**WHAT IS REQUIRED**
In the material below, find how many lines contain the string "seçin". Write only that number.

Extracted records

⁂

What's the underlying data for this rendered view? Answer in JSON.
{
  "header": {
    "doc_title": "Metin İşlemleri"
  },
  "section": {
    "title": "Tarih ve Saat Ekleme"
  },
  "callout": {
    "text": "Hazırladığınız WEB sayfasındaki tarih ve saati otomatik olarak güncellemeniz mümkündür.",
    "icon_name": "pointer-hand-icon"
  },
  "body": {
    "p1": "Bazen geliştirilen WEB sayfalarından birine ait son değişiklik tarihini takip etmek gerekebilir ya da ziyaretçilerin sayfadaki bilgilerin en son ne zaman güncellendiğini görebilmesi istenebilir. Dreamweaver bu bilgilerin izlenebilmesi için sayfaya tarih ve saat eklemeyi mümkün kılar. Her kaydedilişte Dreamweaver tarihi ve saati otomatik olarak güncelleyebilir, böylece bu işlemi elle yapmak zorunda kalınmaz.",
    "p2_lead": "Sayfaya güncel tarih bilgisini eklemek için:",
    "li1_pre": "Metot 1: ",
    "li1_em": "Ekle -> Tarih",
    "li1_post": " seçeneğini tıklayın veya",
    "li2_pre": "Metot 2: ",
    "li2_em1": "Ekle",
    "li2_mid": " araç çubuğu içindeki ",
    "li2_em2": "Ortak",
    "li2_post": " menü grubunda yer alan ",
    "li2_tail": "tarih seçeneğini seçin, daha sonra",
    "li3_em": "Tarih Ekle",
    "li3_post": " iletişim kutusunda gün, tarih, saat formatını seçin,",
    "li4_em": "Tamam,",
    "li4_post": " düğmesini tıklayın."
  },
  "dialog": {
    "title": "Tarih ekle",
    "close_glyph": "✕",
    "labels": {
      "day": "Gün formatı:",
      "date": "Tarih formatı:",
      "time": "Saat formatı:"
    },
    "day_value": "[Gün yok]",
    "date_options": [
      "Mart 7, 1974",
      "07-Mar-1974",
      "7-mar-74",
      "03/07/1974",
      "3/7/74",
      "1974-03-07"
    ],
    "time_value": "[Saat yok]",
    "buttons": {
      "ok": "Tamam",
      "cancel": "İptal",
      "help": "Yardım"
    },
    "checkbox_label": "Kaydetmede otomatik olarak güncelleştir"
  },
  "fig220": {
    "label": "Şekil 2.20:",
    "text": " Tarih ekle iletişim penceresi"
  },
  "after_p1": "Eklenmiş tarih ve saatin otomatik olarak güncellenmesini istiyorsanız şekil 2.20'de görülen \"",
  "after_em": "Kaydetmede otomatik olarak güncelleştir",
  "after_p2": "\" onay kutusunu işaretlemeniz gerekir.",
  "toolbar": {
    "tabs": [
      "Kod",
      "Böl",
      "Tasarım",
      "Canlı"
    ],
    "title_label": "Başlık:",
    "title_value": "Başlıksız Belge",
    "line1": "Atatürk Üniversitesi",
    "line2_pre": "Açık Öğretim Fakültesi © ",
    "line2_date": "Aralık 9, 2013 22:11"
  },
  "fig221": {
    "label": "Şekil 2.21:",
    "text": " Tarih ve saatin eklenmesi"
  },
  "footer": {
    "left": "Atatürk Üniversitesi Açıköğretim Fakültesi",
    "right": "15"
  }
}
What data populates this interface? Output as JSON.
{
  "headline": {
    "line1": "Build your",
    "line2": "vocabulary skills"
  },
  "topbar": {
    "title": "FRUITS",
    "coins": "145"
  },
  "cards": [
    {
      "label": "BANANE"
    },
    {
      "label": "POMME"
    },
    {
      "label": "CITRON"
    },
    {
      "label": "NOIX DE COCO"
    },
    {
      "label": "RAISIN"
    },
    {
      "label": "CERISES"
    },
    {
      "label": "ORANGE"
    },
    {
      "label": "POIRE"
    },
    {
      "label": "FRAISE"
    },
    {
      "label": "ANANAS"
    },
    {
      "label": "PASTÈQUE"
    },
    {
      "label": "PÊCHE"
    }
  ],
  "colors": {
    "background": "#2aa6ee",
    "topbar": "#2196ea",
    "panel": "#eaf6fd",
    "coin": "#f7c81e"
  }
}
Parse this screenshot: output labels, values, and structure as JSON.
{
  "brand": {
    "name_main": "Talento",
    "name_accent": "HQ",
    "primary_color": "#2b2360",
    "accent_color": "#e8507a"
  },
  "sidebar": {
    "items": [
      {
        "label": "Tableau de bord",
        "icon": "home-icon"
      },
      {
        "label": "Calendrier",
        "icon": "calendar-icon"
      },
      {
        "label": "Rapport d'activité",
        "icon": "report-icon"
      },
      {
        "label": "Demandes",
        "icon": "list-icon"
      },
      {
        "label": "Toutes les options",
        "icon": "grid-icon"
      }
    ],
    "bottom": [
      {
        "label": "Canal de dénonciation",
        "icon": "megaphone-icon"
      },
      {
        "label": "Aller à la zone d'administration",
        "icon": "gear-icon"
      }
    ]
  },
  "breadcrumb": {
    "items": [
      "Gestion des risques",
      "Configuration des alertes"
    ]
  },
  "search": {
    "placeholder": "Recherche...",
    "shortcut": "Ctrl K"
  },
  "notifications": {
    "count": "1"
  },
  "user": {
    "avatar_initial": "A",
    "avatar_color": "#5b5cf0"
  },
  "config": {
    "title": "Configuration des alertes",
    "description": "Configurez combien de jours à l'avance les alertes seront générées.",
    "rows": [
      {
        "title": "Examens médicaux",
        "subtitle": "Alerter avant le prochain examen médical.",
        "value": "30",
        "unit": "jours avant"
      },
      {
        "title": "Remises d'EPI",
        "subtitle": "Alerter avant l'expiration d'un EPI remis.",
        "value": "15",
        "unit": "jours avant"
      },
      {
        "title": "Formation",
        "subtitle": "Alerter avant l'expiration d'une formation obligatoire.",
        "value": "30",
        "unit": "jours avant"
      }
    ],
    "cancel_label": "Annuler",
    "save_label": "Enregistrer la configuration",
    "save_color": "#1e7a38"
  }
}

⁂

**EXERCISE RESULT**
2